▶ Problem details: Gather every line below where "JSON" appears.

☆ ☆ ☆ ☆ ☆

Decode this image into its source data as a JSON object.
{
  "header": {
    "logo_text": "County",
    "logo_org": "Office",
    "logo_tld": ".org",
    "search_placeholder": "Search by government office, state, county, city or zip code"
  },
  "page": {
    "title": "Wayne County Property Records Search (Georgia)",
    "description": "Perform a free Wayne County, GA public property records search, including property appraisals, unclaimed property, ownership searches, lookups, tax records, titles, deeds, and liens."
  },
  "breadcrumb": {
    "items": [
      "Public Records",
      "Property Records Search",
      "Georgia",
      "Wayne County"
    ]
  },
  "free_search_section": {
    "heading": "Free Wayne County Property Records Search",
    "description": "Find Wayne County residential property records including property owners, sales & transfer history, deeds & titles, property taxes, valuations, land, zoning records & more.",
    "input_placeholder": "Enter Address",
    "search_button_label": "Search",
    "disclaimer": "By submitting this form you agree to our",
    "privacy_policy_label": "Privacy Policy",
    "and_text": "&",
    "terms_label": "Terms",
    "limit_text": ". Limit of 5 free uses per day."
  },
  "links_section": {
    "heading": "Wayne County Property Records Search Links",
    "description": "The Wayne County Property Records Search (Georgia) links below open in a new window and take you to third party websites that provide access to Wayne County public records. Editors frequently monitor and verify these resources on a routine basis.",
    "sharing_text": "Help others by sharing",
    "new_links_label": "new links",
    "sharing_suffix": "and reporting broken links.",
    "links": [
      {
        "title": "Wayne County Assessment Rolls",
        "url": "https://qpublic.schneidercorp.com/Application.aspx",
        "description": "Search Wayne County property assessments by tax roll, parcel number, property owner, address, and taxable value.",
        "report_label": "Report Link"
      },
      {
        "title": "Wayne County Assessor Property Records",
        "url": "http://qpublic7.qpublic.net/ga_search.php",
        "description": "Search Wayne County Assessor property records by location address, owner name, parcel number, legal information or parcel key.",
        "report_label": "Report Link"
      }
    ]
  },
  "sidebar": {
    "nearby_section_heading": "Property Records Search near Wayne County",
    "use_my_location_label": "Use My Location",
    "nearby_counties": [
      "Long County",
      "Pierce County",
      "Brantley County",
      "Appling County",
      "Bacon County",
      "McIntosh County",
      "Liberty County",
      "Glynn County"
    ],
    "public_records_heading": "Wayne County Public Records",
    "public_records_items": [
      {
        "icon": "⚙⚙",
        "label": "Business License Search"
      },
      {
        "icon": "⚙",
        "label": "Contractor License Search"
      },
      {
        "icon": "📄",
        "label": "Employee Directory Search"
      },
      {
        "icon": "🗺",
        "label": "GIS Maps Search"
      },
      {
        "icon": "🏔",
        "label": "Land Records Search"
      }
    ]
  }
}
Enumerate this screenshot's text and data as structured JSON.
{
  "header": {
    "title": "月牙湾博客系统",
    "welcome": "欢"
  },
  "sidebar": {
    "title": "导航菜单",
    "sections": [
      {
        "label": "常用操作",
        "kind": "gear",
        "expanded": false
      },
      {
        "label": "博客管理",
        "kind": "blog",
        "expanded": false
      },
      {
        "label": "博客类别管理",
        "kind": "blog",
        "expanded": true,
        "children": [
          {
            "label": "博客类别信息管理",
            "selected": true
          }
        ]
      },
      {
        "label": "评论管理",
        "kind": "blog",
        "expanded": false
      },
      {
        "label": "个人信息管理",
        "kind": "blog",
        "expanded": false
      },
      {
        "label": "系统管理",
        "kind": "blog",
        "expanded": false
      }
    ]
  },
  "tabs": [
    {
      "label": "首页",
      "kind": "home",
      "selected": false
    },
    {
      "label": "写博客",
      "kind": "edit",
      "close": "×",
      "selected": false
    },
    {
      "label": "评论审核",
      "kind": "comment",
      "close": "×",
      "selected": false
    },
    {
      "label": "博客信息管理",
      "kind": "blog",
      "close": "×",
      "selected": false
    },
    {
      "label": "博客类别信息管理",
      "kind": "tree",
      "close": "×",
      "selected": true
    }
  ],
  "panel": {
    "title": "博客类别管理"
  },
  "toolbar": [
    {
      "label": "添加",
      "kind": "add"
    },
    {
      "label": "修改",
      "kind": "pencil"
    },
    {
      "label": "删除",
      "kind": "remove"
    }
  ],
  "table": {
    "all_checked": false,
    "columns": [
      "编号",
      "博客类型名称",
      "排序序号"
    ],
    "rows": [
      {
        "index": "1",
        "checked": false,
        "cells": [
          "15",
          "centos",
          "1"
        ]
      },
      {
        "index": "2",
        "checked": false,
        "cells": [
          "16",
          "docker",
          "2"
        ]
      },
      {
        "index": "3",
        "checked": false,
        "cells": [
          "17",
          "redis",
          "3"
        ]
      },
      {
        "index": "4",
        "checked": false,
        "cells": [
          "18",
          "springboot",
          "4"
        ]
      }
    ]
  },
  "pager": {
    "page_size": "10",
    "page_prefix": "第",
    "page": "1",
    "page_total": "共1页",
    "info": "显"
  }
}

☆ ☆ ☆ ☆ ☆

▶ Result:
Decode this image into its source data as a JSON object.
Enumerate this screenshot's text and data as structured JSON.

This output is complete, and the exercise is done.